BEGIN Given records

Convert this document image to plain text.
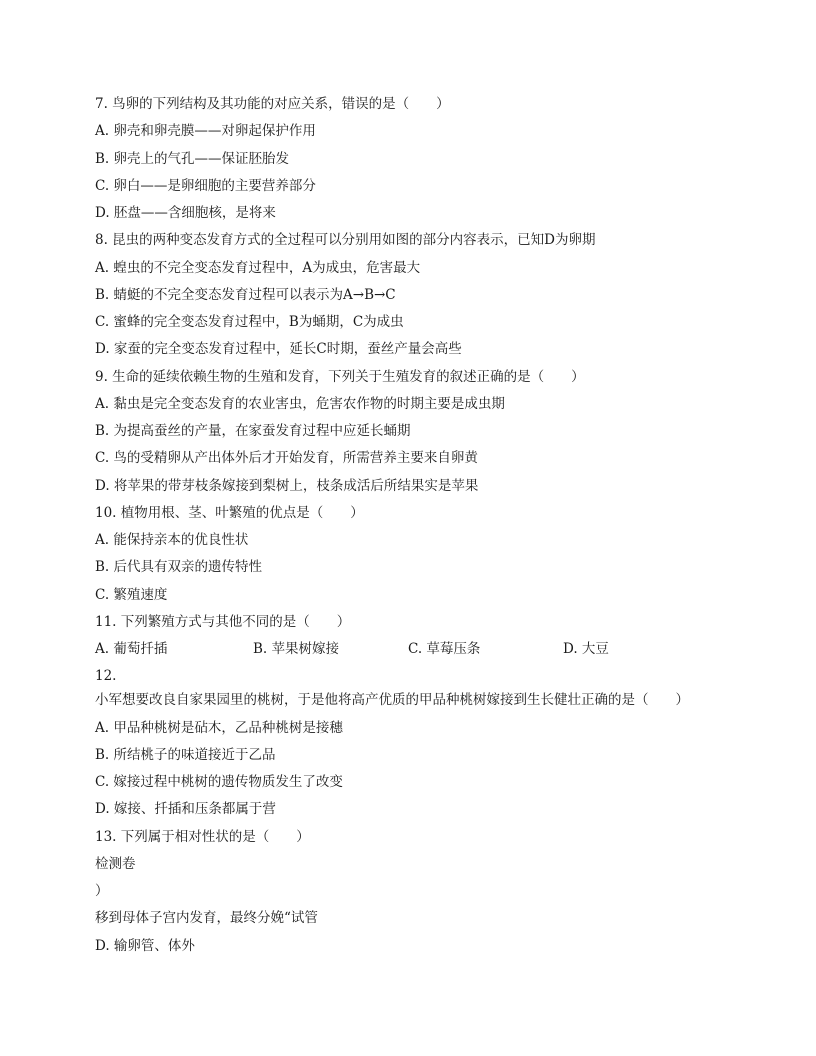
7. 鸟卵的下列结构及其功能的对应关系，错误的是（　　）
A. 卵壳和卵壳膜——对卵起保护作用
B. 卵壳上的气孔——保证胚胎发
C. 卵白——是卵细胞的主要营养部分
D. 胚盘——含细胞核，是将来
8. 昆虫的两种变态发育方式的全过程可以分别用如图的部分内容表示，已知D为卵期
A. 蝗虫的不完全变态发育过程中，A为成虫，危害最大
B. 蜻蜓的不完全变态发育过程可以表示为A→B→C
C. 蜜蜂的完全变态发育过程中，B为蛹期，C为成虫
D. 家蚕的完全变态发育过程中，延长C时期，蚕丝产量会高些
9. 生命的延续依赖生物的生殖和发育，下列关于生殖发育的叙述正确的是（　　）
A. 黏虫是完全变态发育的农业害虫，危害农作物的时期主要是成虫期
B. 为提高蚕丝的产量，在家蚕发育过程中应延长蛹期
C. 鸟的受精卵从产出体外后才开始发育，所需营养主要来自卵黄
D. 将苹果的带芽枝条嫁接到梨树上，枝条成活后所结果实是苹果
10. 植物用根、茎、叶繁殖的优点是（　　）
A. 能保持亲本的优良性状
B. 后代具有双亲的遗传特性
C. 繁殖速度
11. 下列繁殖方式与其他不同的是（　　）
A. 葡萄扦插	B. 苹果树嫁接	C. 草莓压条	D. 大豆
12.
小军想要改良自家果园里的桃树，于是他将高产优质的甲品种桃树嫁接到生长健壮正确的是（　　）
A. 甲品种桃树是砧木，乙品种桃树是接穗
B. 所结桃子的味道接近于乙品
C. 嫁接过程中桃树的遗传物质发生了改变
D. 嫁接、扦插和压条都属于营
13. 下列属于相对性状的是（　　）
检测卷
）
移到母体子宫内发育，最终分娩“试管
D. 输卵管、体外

END Given records
BEGIN Given records

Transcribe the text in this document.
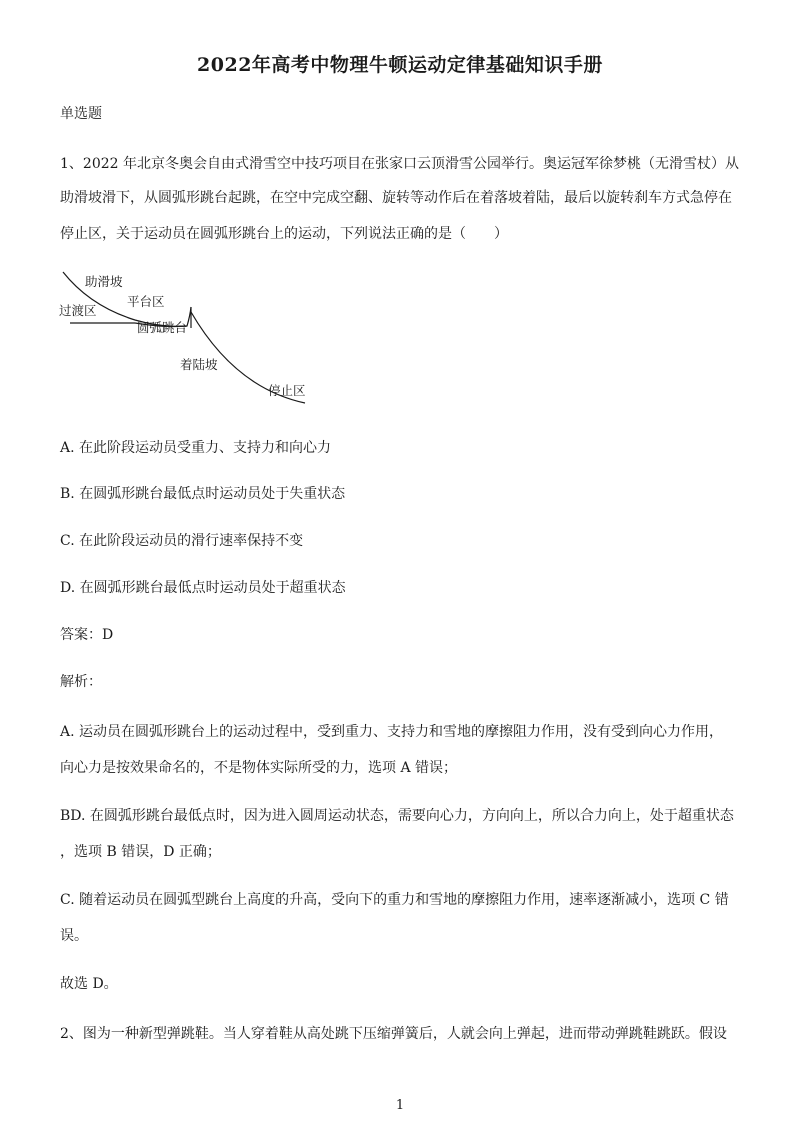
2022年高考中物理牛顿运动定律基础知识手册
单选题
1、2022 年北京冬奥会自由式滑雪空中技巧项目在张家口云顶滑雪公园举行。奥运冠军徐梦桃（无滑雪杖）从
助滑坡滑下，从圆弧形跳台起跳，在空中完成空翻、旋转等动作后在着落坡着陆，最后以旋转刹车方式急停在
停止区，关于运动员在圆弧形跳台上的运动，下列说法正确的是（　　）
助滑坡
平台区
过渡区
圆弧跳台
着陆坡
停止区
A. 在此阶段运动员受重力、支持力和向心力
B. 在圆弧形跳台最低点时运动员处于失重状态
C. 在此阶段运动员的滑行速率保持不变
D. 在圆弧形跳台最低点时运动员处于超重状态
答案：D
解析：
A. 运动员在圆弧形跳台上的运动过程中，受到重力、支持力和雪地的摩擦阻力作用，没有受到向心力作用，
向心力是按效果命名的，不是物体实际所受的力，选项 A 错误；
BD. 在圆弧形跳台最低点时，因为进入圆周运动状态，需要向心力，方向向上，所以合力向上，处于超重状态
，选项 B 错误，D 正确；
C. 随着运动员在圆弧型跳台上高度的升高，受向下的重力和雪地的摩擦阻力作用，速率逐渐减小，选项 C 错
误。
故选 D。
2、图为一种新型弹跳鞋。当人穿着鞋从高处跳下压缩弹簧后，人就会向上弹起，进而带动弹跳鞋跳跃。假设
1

END Given records

Exercise objective :: Only the number is wanted: how many lines above include the word "document"?

Written solution :: 2